EXERCISE GOAL -
Answer with the number of lines in the listing below that contain the word "Endogenous", and nothing else.
[BEGIN STORED DATA]
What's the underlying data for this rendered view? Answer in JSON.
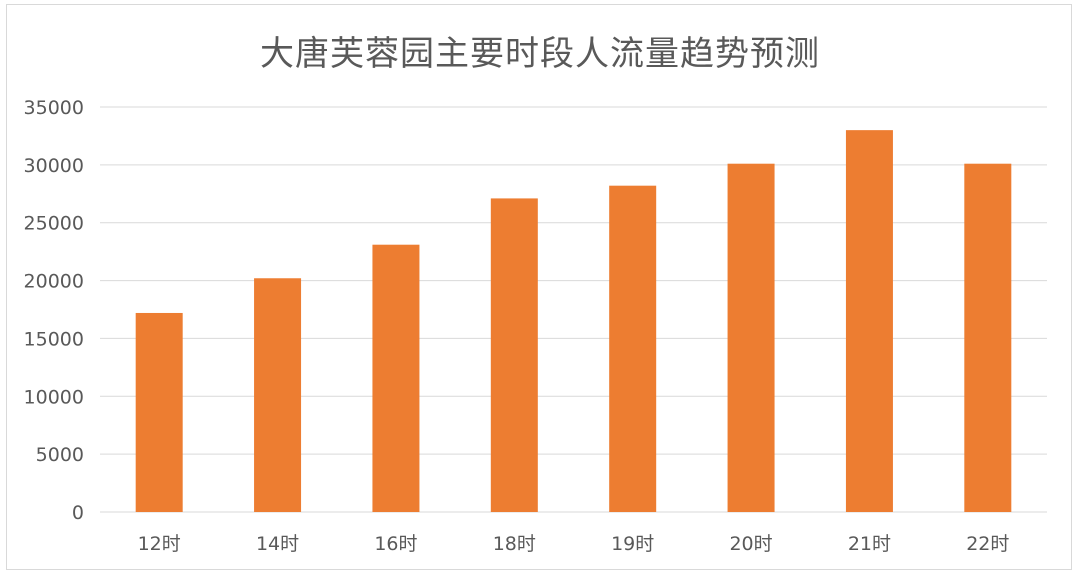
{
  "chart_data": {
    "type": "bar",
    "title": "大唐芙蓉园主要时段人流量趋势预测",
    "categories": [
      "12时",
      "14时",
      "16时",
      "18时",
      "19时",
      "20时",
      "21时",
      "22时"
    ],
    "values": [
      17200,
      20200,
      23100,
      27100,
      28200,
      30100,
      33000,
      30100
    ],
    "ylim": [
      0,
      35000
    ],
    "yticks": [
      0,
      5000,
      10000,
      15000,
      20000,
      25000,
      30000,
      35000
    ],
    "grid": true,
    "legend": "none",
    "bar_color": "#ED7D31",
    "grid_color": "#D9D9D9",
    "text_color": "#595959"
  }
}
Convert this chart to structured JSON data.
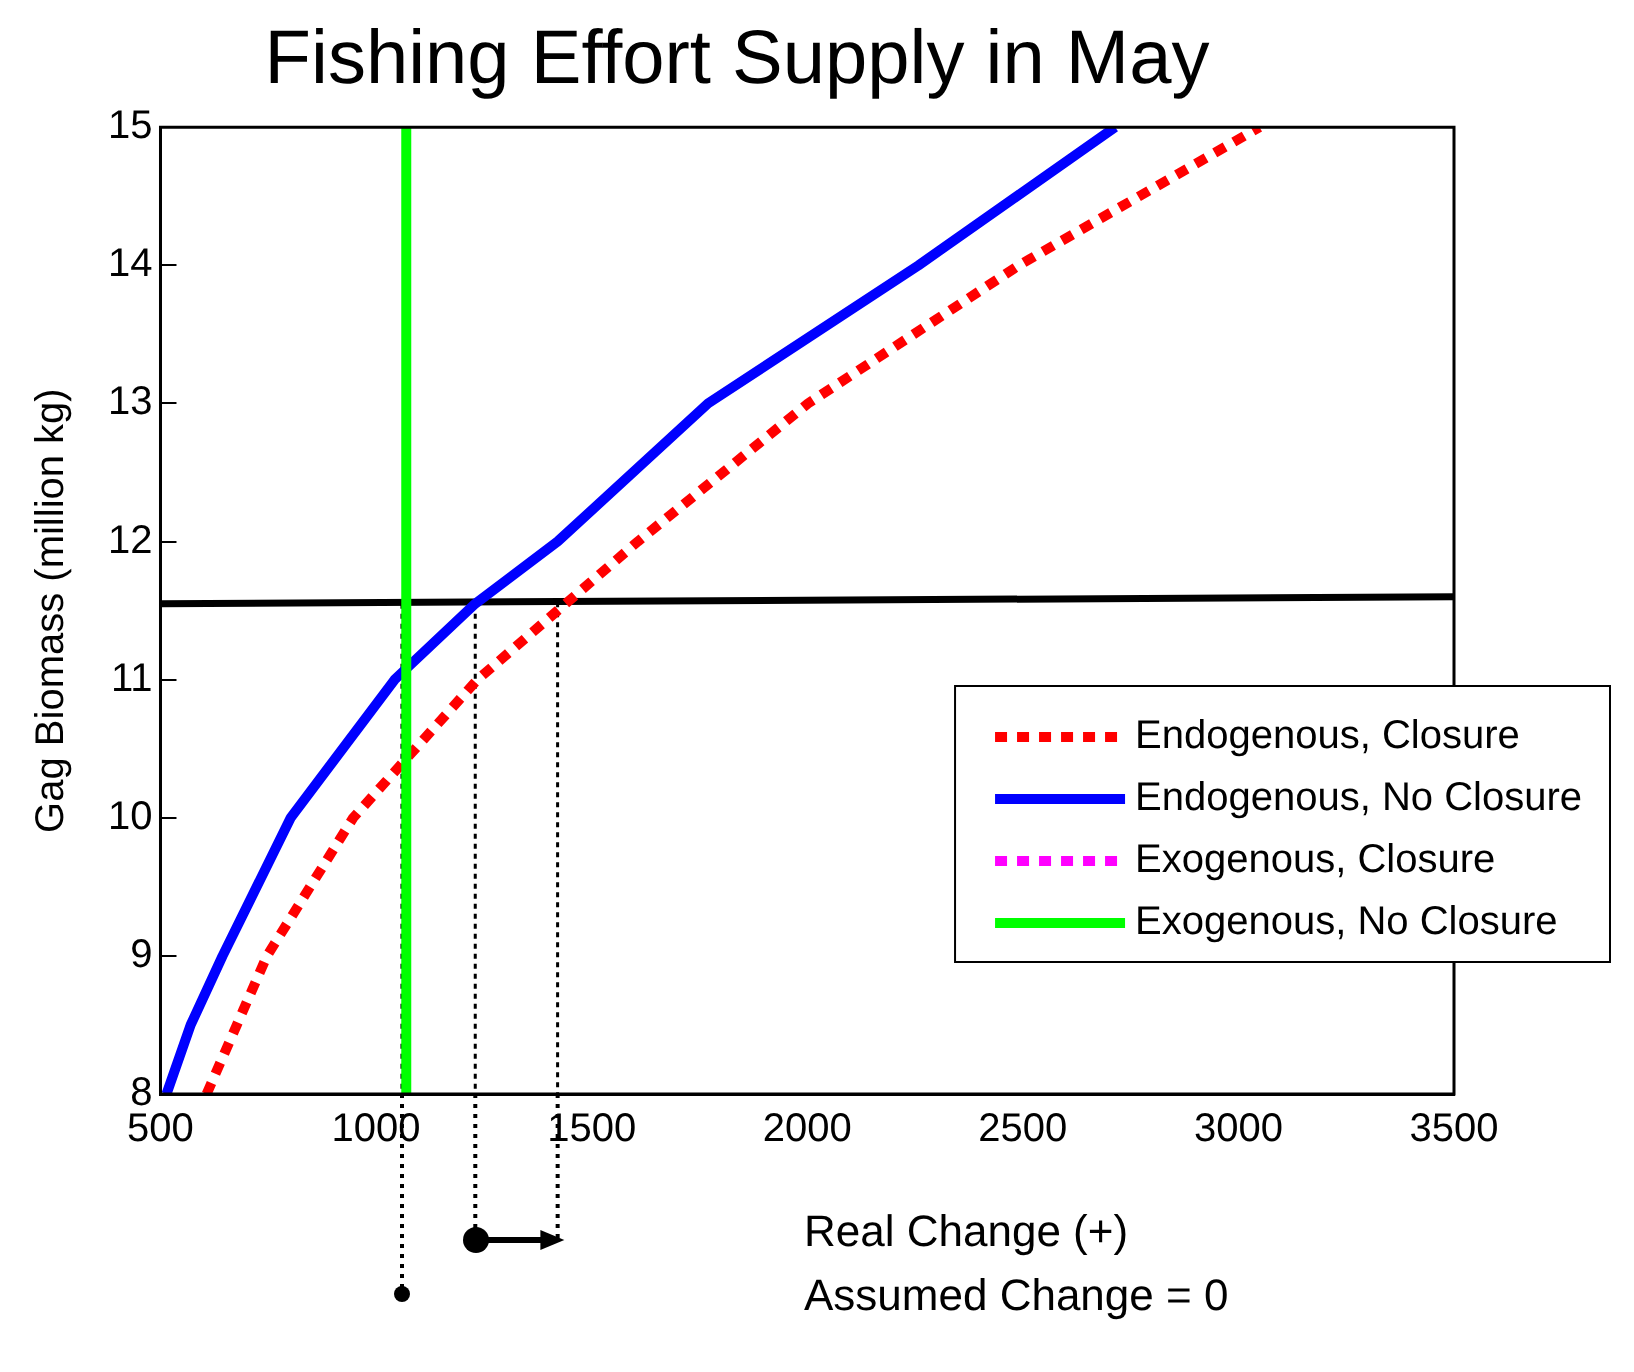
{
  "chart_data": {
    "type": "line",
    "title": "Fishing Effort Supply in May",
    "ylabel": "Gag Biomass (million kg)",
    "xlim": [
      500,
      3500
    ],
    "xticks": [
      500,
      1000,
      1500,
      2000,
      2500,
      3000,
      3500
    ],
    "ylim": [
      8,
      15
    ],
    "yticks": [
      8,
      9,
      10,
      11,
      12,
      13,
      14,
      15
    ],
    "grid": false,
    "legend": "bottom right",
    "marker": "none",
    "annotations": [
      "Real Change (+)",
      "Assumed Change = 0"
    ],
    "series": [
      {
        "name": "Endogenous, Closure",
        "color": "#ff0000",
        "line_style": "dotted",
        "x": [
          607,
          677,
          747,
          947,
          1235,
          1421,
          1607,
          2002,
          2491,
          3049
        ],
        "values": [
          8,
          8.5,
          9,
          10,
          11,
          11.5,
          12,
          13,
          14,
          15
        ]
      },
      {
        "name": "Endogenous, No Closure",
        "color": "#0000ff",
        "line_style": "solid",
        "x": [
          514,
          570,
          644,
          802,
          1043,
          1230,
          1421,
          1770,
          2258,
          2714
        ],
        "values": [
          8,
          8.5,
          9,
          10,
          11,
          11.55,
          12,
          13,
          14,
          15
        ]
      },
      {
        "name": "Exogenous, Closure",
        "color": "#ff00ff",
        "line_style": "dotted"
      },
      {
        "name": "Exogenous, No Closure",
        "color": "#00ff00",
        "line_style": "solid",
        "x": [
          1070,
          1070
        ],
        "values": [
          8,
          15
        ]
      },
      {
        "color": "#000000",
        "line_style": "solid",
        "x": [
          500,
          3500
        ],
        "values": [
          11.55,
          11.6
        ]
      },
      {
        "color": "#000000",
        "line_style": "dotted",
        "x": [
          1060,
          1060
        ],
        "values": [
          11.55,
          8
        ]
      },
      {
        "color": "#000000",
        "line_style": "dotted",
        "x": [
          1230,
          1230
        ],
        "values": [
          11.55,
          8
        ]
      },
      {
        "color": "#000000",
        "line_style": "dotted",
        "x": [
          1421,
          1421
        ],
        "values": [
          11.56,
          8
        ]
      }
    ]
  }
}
[END STORED DATA]
FULL SOLUTION -
2